» **TASK OBJECTIVE**: Only the number is wanted: how many lines of the data contain "快递件遗失"?

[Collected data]
[BEGIN]

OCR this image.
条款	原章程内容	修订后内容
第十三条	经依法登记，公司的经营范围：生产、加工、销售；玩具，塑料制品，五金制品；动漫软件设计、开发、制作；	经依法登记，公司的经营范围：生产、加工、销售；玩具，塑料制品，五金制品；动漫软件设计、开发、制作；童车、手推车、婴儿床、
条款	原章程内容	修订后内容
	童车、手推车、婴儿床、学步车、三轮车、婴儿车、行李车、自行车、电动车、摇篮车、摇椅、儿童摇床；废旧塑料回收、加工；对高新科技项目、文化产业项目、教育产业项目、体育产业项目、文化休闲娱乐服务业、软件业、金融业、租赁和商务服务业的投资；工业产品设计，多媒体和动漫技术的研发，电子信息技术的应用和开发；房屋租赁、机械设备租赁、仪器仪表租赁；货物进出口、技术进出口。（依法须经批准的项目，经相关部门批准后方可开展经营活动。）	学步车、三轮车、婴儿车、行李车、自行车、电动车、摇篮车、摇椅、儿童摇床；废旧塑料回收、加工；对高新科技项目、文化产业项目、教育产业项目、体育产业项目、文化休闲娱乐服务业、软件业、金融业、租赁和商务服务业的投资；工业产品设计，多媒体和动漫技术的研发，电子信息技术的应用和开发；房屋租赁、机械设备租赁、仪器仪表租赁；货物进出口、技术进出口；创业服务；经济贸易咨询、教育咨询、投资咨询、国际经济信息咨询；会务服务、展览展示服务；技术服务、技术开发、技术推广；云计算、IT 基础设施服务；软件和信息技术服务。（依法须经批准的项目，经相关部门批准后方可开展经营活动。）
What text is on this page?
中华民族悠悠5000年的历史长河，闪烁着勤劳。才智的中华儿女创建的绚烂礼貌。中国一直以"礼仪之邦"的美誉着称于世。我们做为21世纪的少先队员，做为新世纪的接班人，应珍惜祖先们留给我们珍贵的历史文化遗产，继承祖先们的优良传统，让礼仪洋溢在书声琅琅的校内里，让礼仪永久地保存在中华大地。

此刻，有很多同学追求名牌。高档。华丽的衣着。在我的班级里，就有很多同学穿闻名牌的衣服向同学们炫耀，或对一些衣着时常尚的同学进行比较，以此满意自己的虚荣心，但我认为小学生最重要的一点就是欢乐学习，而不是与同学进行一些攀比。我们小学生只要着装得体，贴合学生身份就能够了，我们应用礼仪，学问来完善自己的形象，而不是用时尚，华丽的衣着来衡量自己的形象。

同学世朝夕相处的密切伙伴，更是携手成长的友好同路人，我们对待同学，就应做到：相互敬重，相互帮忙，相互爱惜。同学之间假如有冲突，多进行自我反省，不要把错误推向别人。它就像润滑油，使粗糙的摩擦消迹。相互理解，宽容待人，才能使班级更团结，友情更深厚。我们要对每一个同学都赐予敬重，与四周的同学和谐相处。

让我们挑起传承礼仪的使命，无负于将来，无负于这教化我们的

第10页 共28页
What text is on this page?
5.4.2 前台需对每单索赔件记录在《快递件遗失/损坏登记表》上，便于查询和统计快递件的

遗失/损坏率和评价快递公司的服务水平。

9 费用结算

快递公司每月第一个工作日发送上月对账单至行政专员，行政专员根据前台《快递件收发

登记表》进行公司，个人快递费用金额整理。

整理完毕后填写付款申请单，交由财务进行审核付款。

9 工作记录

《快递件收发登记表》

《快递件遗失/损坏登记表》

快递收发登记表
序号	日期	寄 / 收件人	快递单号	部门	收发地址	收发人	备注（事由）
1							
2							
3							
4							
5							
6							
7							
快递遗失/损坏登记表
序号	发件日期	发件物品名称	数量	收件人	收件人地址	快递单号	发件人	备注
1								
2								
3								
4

[END]

» **RIGHT ANSWER**: 2